TASK GOAL
Go through the listing below and list every line with "Hejaz".

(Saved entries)
•••
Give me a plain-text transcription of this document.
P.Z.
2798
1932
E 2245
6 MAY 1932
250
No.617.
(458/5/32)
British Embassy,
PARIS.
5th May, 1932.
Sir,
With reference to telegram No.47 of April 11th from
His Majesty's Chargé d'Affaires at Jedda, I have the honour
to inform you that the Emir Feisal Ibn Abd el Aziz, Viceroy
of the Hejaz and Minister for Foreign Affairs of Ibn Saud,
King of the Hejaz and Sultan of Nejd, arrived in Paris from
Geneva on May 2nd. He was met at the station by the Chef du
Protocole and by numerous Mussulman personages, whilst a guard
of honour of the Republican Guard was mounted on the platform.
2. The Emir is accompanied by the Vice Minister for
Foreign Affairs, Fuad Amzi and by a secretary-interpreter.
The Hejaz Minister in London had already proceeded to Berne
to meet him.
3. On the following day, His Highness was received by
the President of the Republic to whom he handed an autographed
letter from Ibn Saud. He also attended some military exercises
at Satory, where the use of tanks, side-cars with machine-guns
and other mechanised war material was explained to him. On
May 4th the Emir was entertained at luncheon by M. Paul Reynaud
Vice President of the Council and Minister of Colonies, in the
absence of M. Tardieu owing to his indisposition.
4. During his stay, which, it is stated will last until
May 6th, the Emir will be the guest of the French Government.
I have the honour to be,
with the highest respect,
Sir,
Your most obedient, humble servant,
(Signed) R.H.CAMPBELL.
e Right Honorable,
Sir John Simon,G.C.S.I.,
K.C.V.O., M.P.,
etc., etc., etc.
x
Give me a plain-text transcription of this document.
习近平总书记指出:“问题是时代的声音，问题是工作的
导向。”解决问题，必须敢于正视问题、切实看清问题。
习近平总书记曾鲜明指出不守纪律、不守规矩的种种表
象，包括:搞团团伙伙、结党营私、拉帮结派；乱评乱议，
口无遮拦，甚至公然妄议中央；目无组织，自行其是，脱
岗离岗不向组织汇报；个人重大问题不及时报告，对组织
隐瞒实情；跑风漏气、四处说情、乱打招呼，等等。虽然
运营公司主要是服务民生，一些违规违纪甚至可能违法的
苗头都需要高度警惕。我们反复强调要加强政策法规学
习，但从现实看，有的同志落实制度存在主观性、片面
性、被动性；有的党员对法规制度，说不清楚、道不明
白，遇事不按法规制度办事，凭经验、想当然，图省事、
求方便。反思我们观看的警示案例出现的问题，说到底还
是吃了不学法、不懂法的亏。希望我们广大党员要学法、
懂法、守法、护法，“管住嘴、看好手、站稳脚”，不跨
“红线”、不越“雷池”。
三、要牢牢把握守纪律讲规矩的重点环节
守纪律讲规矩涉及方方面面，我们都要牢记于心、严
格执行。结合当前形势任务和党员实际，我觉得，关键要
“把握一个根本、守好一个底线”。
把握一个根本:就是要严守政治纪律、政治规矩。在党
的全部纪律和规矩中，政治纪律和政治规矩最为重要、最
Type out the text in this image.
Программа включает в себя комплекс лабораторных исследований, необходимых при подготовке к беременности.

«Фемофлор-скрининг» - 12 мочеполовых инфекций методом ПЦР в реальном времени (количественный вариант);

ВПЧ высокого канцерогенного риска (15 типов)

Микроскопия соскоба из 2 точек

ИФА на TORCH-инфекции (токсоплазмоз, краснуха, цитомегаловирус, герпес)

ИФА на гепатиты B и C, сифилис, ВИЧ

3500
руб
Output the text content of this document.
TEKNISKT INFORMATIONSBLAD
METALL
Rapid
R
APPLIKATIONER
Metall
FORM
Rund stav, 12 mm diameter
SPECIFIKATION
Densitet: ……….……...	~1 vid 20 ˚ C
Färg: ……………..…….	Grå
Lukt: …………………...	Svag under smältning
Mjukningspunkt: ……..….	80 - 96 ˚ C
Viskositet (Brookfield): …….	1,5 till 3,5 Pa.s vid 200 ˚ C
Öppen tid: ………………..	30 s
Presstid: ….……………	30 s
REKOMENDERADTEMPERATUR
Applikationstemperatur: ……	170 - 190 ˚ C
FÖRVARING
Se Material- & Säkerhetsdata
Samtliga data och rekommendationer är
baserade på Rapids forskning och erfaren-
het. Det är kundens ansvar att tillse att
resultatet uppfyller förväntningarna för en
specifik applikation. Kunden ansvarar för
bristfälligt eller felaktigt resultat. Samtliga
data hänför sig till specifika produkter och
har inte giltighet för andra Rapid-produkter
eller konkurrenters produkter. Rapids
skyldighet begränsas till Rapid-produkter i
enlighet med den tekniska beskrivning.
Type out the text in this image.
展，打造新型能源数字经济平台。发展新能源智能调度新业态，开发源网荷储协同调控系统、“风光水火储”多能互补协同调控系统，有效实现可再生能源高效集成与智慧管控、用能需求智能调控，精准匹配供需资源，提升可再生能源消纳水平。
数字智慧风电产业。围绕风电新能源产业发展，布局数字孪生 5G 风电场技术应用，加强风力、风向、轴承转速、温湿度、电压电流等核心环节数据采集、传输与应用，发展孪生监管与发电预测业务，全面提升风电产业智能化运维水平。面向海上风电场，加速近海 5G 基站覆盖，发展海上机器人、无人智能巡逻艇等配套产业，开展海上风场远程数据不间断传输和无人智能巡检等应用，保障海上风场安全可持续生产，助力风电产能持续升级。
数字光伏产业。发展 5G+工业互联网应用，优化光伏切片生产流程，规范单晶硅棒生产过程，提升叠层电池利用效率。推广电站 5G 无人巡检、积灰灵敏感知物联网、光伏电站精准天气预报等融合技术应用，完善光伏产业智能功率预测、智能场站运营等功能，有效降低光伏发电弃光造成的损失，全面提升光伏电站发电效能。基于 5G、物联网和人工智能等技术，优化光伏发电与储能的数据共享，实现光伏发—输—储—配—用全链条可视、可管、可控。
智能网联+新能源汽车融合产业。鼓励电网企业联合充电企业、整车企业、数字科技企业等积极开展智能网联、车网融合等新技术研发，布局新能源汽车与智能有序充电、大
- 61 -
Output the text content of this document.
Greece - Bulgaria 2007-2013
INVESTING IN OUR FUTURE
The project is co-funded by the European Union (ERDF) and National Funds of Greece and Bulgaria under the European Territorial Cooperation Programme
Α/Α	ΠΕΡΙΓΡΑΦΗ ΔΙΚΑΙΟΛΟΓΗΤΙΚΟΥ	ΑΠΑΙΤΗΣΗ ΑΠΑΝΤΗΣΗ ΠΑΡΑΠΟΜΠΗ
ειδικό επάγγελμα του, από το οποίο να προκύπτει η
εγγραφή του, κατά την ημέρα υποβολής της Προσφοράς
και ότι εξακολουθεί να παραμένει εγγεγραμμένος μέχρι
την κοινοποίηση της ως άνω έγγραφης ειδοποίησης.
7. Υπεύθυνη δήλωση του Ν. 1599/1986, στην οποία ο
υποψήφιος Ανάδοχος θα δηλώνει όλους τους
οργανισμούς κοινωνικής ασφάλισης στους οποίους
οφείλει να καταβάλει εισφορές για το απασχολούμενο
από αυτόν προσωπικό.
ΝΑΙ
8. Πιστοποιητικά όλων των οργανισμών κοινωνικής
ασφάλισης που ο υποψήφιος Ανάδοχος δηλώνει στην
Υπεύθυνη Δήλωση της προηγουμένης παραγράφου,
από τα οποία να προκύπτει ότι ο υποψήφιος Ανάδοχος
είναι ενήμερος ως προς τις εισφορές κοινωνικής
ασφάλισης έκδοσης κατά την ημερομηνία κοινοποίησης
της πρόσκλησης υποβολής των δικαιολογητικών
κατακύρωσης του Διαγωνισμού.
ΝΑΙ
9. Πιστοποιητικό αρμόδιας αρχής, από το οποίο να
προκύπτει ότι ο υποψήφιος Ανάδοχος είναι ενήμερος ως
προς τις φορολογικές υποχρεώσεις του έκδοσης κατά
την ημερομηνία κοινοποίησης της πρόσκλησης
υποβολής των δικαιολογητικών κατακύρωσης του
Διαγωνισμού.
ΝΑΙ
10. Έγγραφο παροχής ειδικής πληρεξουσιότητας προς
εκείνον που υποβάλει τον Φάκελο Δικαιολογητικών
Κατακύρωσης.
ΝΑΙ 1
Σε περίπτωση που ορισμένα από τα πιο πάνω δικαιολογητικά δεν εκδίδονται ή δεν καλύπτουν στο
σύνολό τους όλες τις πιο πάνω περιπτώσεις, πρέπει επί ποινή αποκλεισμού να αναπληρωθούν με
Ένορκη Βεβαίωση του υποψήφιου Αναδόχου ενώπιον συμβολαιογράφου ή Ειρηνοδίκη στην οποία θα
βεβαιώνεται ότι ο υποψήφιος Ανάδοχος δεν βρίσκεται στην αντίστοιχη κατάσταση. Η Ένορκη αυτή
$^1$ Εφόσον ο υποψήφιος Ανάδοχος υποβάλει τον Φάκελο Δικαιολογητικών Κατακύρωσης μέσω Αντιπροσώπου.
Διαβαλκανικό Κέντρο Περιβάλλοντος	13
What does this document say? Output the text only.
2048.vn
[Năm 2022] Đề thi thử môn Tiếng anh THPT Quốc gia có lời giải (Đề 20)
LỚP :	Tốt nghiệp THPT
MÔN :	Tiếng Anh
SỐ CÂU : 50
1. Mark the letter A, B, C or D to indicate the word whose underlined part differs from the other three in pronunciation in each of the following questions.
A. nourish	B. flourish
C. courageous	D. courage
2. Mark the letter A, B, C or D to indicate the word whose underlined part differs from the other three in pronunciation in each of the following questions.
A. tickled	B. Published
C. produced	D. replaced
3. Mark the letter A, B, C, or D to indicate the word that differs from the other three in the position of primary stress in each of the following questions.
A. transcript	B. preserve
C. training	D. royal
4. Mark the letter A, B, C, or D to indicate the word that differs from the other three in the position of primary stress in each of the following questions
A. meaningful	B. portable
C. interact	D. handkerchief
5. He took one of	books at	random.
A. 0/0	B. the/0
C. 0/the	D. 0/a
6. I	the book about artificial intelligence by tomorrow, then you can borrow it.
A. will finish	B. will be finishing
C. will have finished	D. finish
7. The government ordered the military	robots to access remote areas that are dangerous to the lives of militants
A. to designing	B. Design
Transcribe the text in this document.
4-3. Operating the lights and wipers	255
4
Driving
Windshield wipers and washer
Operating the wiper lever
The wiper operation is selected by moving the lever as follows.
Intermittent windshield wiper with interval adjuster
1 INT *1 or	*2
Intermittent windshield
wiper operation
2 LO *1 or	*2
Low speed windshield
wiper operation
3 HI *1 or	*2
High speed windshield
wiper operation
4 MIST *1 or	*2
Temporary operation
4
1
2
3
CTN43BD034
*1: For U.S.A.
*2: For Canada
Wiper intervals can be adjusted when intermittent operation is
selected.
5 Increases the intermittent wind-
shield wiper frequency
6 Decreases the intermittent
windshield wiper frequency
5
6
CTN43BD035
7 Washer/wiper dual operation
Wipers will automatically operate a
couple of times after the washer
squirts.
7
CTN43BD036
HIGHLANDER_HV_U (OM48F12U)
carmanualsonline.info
•••
RESPONSE TO THE TASK
of the Hejaz and Minister for Foreign Affairs of Ibn Saud,
King of the Hejaz and Sultan of Nejd, arrived in Paris from
The Hejaz Minister in London had already proceeded to Berne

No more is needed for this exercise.